WHAT YOU SHOULD DO
Here are some records; quote them exactly, leaving out the pictures.
Start DATASET RECORDS
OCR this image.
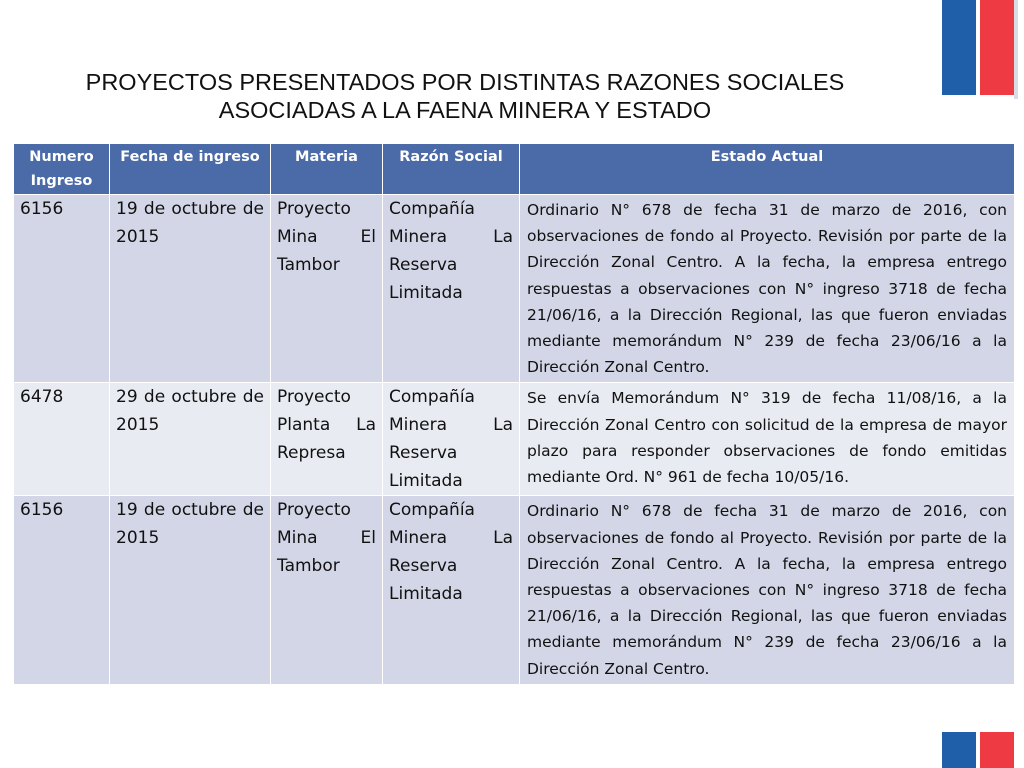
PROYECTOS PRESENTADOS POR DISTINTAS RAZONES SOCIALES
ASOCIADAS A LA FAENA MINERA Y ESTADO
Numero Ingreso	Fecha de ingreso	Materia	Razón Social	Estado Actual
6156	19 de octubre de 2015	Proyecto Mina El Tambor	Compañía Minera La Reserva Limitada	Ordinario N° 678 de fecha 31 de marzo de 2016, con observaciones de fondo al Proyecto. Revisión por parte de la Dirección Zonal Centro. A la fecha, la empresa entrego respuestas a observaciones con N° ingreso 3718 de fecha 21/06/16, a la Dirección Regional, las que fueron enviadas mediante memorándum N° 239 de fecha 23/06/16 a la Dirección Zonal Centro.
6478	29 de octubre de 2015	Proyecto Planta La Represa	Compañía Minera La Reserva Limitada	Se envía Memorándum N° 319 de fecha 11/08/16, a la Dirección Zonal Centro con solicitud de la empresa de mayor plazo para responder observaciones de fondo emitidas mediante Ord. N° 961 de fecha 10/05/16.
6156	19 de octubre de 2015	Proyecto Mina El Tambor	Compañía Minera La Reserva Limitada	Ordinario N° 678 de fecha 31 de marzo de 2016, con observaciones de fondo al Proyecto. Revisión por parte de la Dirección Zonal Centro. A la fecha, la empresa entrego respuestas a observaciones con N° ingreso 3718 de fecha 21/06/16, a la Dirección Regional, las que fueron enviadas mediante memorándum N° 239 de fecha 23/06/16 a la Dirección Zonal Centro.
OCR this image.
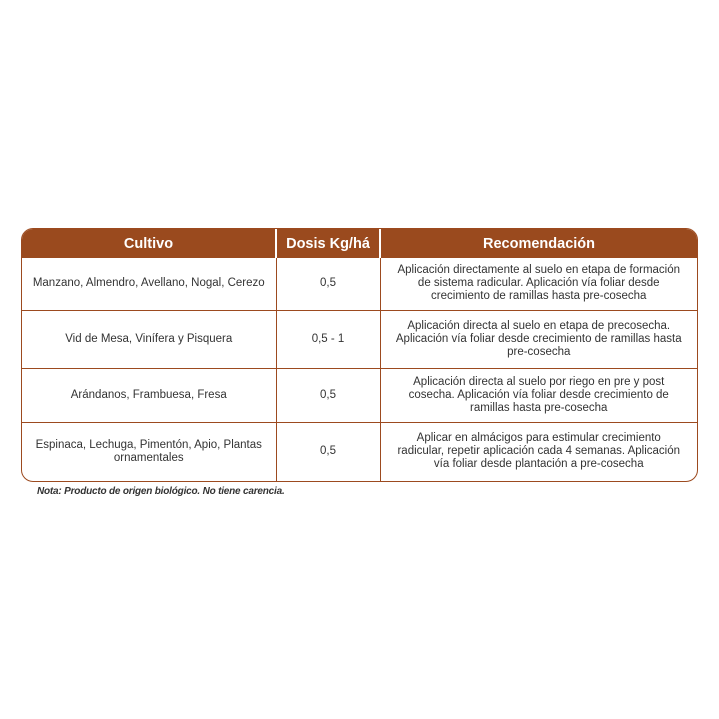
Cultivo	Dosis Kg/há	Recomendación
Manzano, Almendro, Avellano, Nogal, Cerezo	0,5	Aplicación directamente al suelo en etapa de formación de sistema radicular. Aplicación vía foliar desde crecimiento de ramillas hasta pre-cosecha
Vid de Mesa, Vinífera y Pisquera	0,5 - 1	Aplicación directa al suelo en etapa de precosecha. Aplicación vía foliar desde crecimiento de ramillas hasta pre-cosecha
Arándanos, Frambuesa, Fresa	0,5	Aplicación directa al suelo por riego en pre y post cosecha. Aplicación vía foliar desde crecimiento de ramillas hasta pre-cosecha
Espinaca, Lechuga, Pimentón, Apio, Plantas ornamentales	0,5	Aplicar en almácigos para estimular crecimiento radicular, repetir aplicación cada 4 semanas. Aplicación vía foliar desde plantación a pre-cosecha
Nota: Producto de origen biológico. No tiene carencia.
End DATASET RECORDS
EXPECTED ANSWER
OCR this image.
PROYECTOS PRESENTADOS POR DISTINTAS RAZONES SOCIALES
ASOCIADAS A LA FAENA MINERA Y ESTADO
Numero Ingreso	Fecha de ingreso	Materia	Razón Social	Estado Actual
6156	19 de octubre de 2015	Proyecto Mina El Tambor	Compañía Minera La Reserva Limitada	Ordinario N° 678 de fecha 31 de marzo de 2016, con observaciones de fondo al Proyecto. Revisión por parte de la Dirección Zonal Centro. A la fecha, la empresa entrego respuestas a observaciones con N° ingreso 3718 de fecha 21/06/16, a la Dirección Regional, las que fueron enviadas mediante memorándum N° 239 de fecha 23/06/16 a la Dirección Zonal Centro.
6478	29 de octubre de 2015	Proyecto Planta La Represa	Compañía Minera La Reserva Limitada	Se envía Memorándum N° 319 de fecha 11/08/16, a la Dirección Zonal Centro con solicitud de la empresa de mayor plazo para responder observaciones de fondo emitidas mediante Ord. N° 961 de fecha 10/05/16.
6156	19 de octubre de 2015	Proyecto Mina El Tambor	Compañía Minera La Reserva Limitada	Ordinario N° 678 de fecha 31 de marzo de 2016, con observaciones de fondo al Proyecto. Revisión por parte de la Dirección Zonal Centro. A la fecha, la empresa entrego respuestas a observaciones con N° ingreso 3718 de fecha 21/06/16, a la Dirección Regional, las que fueron enviadas mediante memorándum N° 239 de fecha 23/06/16 a la Dirección Zonal Centro.
OCR this image.
Cultivo	Dosis Kg/há	Recomendación
Manzano, Almendro, Avellano, Nogal, Cerezo	0,5	Aplicación directamente al suelo en etapa de formación de sistema radicular. Aplicación vía foliar desde crecimiento de ramillas hasta pre-cosecha
Vid de Mesa, Vinífera y Pisquera	0,5 - 1	Aplicación directa al suelo en etapa de precosecha. Aplicación vía foliar desde crecimiento de ramillas hasta pre-cosecha
Arándanos, Frambuesa, Fresa	0,5	Aplicación directa al suelo por riego en pre y post cosecha. Aplicación vía foliar desde crecimiento de ramillas hasta pre-cosecha
Espinaca, Lechuga, Pimentón, Apio, Plantas ornamentales	0,5	Aplicar en almácigos para estimular crecimiento radicular, repetir aplicación cada 4 semanas. Aplicación vía foliar desde plantación a pre-cosecha
Nota: Producto de origen biológico. No tiene carencia.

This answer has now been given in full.